╭─ MATERIAL FOR THIS TASK

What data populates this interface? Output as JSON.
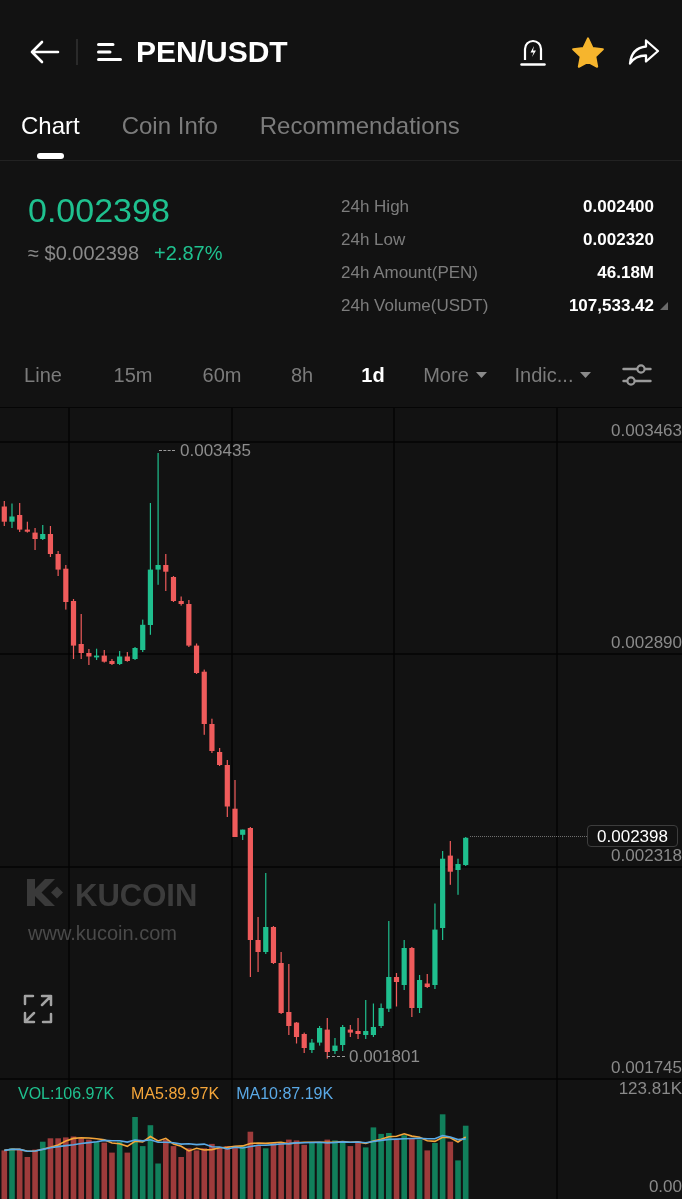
{
  "header": {
    "title": "PEN/USDT",
    "favorite": true
  },
  "tabs": [
    {
      "label": "Chart",
      "selected": true
    },
    {
      "label": "Coin Info",
      "selected": false
    },
    {
      "label": "Recommendations",
      "selected": false
    }
  ],
  "ticker": {
    "price": "0.002398",
    "fiat_price": "≈ $0.002398",
    "change": "+2.87%"
  },
  "stats": [
    {
      "label": "24h High",
      "value": "0.002400",
      "toggle": false
    },
    {
      "label": "24h Low",
      "value": "0.002320",
      "toggle": false
    },
    {
      "label": "24h Amount(PEN)",
      "value": "46.18M",
      "toggle": false
    },
    {
      "label": "24h Volume(USDT)",
      "value": "107,533.42",
      "toggle": true
    }
  ],
  "intervals": [
    {
      "label": "Line",
      "selected": false,
      "dropdown": false
    },
    {
      "label": "15m",
      "selected": false,
      "dropdown": false
    },
    {
      "label": "60m",
      "selected": false,
      "dropdown": false
    },
    {
      "label": "8h",
      "selected": false,
      "dropdown": false
    },
    {
      "label": "1d",
      "selected": true,
      "dropdown": false
    },
    {
      "label": "More",
      "selected": false,
      "dropdown": true
    },
    {
      "label": "Indic...",
      "selected": false,
      "dropdown": true
    }
  ],
  "chart": {
    "price_axis": [
      "0.003463",
      "0.002890",
      "0.002318",
      "0.001745"
    ],
    "high_label": "0.003435",
    "low_label": "0.001801",
    "last_price": "0.002398",
    "watermark": {
      "brand": "KUCOIN",
      "url": "www.kucoin.com"
    }
  },
  "volume": {
    "legend": [
      {
        "label": "VOL:106.97K",
        "color": "#1fc18f"
      },
      {
        "label": "MA5:89.97K",
        "color": "#f5a63a"
      },
      {
        "label": "MA10:87.19K",
        "color": "#5aa9e6"
      }
    ],
    "axis_max": "123.81K",
    "axis_min": "0.00"
  }
}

╰─

STATED GOAL
Your task is to copy the entries in full and exactly, without any images.

COMPLETED TASK
What data populates this interface? Output as JSON.
{
  "header": {
    "title": "PEN/USDT",
    "favorite": true
  },
  "tabs": [
    {
      "label": "Chart",
      "selected": true
    },
    {
      "label": "Coin Info",
      "selected": false
    },
    {
      "label": "Recommendations",
      "selected": false
    }
  ],
  "ticker": {
    "price": "0.002398",
    "fiat_price": "≈ $0.002398",
    "change": "+2.87%"
  },
  "stats": [
    {
      "label": "24h High",
      "value": "0.002400",
      "toggle": false
    },
    {
      "label": "24h Low",
      "value": "0.002320",
      "toggle": false
    },
    {
      "label": "24h Amount(PEN)",
      "value": "46.18M",
      "toggle": false
    },
    {
      "label": "24h Volume(USDT)",
      "value": "107,533.42",
      "toggle": true
    }
  ],
  "intervals": [
    {
      "label": "Line",
      "selected": false,
      "dropdown": false
    },
    {
      "label": "15m",
      "selected": false,
      "dropdown": false
    },
    {
      "label": "60m",
      "selected": false,
      "dropdown": false
    },
    {
      "label": "8h",
      "selected": false,
      "dropdown": false
    },
    {
      "label": "1d",
      "selected": true,
      "dropdown": false
    },
    {
      "label": "More",
      "selected": false,
      "dropdown": true
    },
    {
      "label": "Indic...",
      "selected": false,
      "dropdown": true
    }
  ],
  "chart": {
    "price_axis": [
      "0.003463",
      "0.002890",
      "0.002318",
      "0.001745"
    ],
    "high_label": "0.003435",
    "low_label": "0.001801",
    "last_price": "0.002398",
    "watermark": {
      "brand": "KUCOIN",
      "url": "www.kucoin.com"
    }
  },
  "volume": {
    "legend": [
      {
        "label": "VOL:106.97K",
        "color": "#1fc18f"
      },
      {
        "label": "MA5:89.97K",
        "color": "#f5a63a"
      },
      {
        "label": "MA10:87.19K",
        "color": "#5aa9e6"
      }
    ],
    "axis_max": "123.81K",
    "axis_min": "0.00"
  }
}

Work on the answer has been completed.